Items –
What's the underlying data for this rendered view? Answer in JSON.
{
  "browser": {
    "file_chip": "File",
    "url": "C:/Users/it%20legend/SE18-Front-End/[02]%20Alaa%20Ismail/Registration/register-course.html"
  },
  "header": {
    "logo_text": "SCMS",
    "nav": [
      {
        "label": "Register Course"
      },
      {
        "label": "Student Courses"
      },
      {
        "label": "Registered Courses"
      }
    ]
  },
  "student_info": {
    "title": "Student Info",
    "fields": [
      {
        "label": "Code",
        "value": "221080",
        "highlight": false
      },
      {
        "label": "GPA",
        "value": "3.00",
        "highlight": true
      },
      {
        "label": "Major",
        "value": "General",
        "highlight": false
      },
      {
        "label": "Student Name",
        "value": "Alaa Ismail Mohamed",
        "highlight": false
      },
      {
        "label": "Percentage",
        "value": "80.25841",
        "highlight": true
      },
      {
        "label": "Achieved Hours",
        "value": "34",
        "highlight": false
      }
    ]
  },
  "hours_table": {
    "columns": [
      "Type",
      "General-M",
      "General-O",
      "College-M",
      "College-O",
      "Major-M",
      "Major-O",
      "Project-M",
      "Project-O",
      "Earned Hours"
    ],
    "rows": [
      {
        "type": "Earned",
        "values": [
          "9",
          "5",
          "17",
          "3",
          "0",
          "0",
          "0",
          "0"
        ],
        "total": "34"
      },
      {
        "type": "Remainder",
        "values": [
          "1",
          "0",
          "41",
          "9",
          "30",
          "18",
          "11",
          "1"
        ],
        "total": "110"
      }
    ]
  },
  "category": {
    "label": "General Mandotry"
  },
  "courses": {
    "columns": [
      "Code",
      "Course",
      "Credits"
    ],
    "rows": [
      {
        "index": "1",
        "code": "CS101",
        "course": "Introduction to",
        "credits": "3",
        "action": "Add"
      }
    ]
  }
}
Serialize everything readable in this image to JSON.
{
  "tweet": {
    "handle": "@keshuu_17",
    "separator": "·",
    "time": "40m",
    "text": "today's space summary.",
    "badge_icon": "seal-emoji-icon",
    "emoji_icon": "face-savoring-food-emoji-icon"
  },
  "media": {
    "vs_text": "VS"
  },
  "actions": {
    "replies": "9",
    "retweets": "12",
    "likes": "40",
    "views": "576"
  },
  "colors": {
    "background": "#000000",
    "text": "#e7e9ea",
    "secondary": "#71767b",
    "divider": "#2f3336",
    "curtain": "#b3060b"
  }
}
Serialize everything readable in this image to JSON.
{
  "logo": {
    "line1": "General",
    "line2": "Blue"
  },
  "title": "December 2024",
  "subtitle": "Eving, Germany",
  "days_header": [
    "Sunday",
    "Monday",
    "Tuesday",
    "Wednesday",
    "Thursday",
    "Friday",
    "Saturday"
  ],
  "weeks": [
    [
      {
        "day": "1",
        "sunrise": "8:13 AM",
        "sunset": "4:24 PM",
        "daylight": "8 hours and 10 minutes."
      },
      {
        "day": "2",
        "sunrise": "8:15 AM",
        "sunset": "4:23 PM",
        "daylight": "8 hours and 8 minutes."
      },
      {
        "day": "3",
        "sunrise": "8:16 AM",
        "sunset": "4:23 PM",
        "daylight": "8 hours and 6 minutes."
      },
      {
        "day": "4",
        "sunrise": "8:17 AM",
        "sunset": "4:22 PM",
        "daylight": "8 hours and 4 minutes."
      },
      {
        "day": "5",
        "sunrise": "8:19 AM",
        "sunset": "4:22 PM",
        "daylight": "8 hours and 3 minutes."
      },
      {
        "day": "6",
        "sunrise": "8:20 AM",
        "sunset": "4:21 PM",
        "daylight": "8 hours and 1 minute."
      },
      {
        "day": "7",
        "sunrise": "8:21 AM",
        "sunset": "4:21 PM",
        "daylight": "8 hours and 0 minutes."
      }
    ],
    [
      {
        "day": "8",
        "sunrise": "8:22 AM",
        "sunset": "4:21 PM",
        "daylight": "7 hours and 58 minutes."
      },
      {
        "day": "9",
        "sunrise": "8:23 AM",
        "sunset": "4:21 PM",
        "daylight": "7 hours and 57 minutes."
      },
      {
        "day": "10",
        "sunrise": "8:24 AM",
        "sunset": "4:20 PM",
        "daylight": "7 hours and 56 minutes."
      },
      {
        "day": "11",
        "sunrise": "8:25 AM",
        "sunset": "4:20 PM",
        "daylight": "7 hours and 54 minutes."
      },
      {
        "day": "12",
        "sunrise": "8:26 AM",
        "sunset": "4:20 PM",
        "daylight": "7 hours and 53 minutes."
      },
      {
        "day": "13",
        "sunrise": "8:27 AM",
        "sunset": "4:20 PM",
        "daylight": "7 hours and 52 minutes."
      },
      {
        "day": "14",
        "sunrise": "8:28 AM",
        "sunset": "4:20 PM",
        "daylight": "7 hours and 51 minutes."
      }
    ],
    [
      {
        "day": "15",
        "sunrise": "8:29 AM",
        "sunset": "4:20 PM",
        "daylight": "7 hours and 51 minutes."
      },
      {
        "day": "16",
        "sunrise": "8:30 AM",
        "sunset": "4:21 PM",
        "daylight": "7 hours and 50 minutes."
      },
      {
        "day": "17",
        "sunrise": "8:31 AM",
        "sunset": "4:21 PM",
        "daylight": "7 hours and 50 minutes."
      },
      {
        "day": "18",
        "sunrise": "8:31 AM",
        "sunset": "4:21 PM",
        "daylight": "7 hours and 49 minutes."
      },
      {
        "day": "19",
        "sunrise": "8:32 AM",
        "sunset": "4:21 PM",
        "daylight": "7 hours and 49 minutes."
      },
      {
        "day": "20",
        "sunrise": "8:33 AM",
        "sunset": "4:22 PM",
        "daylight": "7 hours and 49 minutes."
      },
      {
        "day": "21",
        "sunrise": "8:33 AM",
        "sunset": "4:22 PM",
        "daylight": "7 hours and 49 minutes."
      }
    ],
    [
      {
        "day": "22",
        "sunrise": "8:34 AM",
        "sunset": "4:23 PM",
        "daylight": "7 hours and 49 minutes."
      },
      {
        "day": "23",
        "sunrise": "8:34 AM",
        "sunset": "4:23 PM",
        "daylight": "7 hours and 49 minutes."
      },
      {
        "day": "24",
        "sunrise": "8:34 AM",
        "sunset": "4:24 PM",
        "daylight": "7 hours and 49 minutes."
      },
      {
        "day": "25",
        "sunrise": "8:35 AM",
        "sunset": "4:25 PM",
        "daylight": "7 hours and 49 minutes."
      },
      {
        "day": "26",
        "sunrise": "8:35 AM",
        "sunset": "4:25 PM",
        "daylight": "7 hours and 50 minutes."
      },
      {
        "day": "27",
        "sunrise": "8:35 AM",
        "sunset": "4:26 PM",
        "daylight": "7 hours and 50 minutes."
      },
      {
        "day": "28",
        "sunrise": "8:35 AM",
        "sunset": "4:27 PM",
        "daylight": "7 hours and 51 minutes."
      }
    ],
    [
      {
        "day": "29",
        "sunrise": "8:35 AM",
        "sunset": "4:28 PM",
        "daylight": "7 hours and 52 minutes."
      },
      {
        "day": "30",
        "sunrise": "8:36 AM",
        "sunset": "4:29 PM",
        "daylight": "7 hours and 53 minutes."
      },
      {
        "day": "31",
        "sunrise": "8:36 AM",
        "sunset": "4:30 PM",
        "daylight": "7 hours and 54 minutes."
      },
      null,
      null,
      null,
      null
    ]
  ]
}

Task directions –
Exact output of every entry is required.

Reply to the exercise –
What's the underlying data for this rendered view? Answer in JSON.
{
  "browser": {
    "file_chip": "File",
    "url": "C:/Users/it%20legend/SE18-Front-End/[02]%20Alaa%20Ismail/Registration/register-course.html"
  },
  "header": {
    "logo_text": "SCMS",
    "nav": [
      {
        "label": "Register Course"
      },
      {
        "label": "Student Courses"
      },
      {
        "label": "Registered Courses"
      }
    ]
  },
  "student_info": {
    "title": "Student Info",
    "fields": [
      {
        "label": "Code",
        "value": "221080",
        "highlight": false
      },
      {
        "label": "GPA",
        "value": "3.00",
        "highlight": true
      },
      {
        "label": "Major",
        "value": "General",
        "highlight": false
      },
      {
        "label": "Student Name",
        "value": "Alaa Ismail Mohamed",
        "highlight": false
      },
      {
        "label": "Percentage",
        "value": "80.25841",
        "highlight": true
      },
      {
        "label": "Achieved Hours",
        "value": "34",
        "highlight": false
      }
    ]
  },
  "hours_table": {
    "columns": [
      "Type",
      "General-M",
      "General-O",
      "College-M",
      "College-O",
      "Major-M",
      "Major-O",
      "Project-M",
      "Project-O",
      "Earned Hours"
    ],
    "rows": [
      {
        "type": "Earned",
        "values": [
          "9",
          "5",
          "17",
          "3",
          "0",
          "0",
          "0",
          "0"
        ],
        "total": "34"
      },
      {
        "type": "Remainder",
        "values": [
          "1",
          "0",
          "41",
          "9",
          "30",
          "18",
          "11",
          "1"
        ],
        "total": "110"
      }
    ]
  },
  "category": {
    "label": "General Mandotry"
  },
  "courses": {
    "columns": [
      "Code",
      "Course",
      "Credits"
    ],
    "rows": [
      {
        "index": "1",
        "code": "CS101",
        "course": "Introduction to",
        "credits": "3",
        "action": "Add"
      }
    ]
  }
}
Serialize everything readable in this image to JSON.
{
  "tweet": {
    "handle": "@keshuu_17",
    "separator": "·",
    "time": "40m",
    "text": "today's space summary.",
    "badge_icon": "seal-emoji-icon",
    "emoji_icon": "face-savoring-food-emoji-icon"
  },
  "media": {
    "vs_text": "VS"
  },
  "actions": {
    "replies": "9",
    "retweets": "12",
    "likes": "40",
    "views": "576"
  },
  "colors": {
    "background": "#000000",
    "text": "#e7e9ea",
    "secondary": "#71767b",
    "divider": "#2f3336",
    "curtain": "#b3060b"
  }
}
Serialize everything readable in this image to JSON.
{
  "logo": {
    "line1": "General",
    "line2": "Blue"
  },
  "title": "December 2024",
  "subtitle": "Eving, Germany",
  "days_header": [
    "Sunday",
    "Monday",
    "Tuesday",
    "Wednesday",
    "Thursday",
    "Friday",
    "Saturday"
  ],
  "weeks": [
    [
      {
        "day": "1",
        "sunrise": "8:13 AM",
        "sunset": "4:24 PM",
        "daylight": "8 hours and 10 minutes."
      },
      {
        "day": "2",
        "sunrise": "8:15 AM",
        "sunset": "4:23 PM",
        "daylight": "8 hours and 8 minutes."
      },
      {
        "day": "3",
        "sunrise": "8:16 AM",
        "sunset": "4:23 PM",
        "daylight": "8 hours and 6 minutes."
      },
      {
        "day": "4",
        "sunrise": "8:17 AM",
        "sunset": "4:22 PM",
        "daylight": "8 hours and 4 minutes."
      },
      {
        "day": "5",
        "sunrise": "8:19 AM",
        "sunset": "4:22 PM",
        "daylight": "8 hours and 3 minutes."
      },
      {
        "day": "6",
        "sunrise": "8:20 AM",
        "sunset": "4:21 PM",
        "daylight": "8 hours and 1 minute."
      },
      {
        "day": "7",
        "sunrise": "8:21 AM",
        "sunset": "4:21 PM",
        "daylight": "8 hours and 0 minutes."
      }
    ],
    [
      {
        "day": "8",
        "sunrise": "8:22 AM",
        "sunset": "4:21 PM",
        "daylight": "7 hours and 58 minutes."
      },
      {
        "day": "9",
        "sunrise": "8:23 AM",
        "sunset": "4:21 PM",
        "daylight": "7 hours and 57 minutes."
      },
      {
        "day": "10",
        "sunrise": "8:24 AM",
        "sunset": "4:20 PM",
        "daylight": "7 hours and 56 minutes."
      },
      {
        "day": "11",
        "sunrise": "8:25 AM",
        "sunset": "4:20 PM",
        "daylight": "7 hours and 54 minutes."
      },
      {
        "day": "12",
        "sunrise": "8:26 AM",
        "sunset": "4:20 PM",
        "daylight": "7 hours and 53 minutes."
      },
      {
        "day": "13",
        "sunrise": "8:27 AM",
        "sunset": "4:20 PM",
        "daylight": "7 hours and 52 minutes."
      },
      {
        "day": "14",
        "sunrise": "8:28 AM",
        "sunset": "4:20 PM",
        "daylight": "7 hours and 51 minutes."
      }
    ],
    [
      {
        "day": "15",
        "sunrise": "8:29 AM",
        "sunset": "4:20 PM",
        "daylight": "7 hours and 51 minutes."
      },
      {
        "day": "16",
        "sunrise": "8:30 AM",
        "sunset": "4:21 PM",
        "daylight": "7 hours and 50 minutes."
      },
      {
        "day": "17",
        "sunrise": "8:31 AM",
        "sunset": "4:21 PM",
        "daylight": "7 hours and 50 minutes."
      },
      {
        "day": "18",
        "sunrise": "8:31 AM",
        "sunset": "4:21 PM",
        "daylight": "7 hours and 49 minutes."
      },
      {
        "day": "19",
        "sunrise": "8:32 AM",
        "sunset": "4:21 PM",
        "daylight": "7 hours and 49 minutes."
      },
      {
        "day": "20",
        "sunrise": "8:33 AM",
        "sunset": "4:22 PM",
        "daylight": "7 hours and 49 minutes."
      },
      {
        "day": "21",
        "sunrise": "8:33 AM",
        "sunset": "4:22 PM",
        "daylight": "7 hours and 49 minutes."
      }
    ],
    [
      {
        "day": "22",
        "sunrise": "8:34 AM",
        "sunset": "4:23 PM",
        "daylight": "7 hours and 49 minutes."
      },
      {
        "day": "23",
        "sunrise": "8:34 AM",
        "sunset": "4:23 PM",
        "daylight": "7 hours and 49 minutes."
      },
      {
        "day": "24",
        "sunrise": "8:34 AM",
        "sunset": "4:24 PM",
        "daylight": "7 hours and 49 minutes."
      },
      {
        "day": "25",
        "sunrise": "8:35 AM",
        "sunset": "4:25 PM",
        "daylight": "7 hours and 49 minutes."
      },
      {
        "day": "26",
        "sunrise": "8:35 AM",
        "sunset": "4:25 PM",
        "daylight": "7 hours and 50 minutes."
      },
      {
        "day": "27",
        "sunrise": "8:35 AM",
        "sunset": "4:26 PM",
        "daylight": "7 hours and 50 minutes."
      },
      {
        "day": "28",
        "sunrise": "8:35 AM",
        "sunset": "4:27 PM",
        "daylight": "7 hours and 51 minutes."
      }
    ],
    [
      {
        "day": "29",
        "sunrise": "8:35 AM",
        "sunset": "4:28 PM",
        "daylight": "7 hours and 52 minutes."
      },
      {
        "day": "30",
        "sunrise": "8:36 AM",
        "sunset": "4:29 PM",
        "daylight": "7 hours and 53 minutes."
      },
      {
        "day": "31",
        "sunrise": "8:36 AM",
        "sunset": "4:30 PM",
        "daylight": "7 hours and 54 minutes."
      },
      null,
      null,
      null,
      null
    ]
  ]
}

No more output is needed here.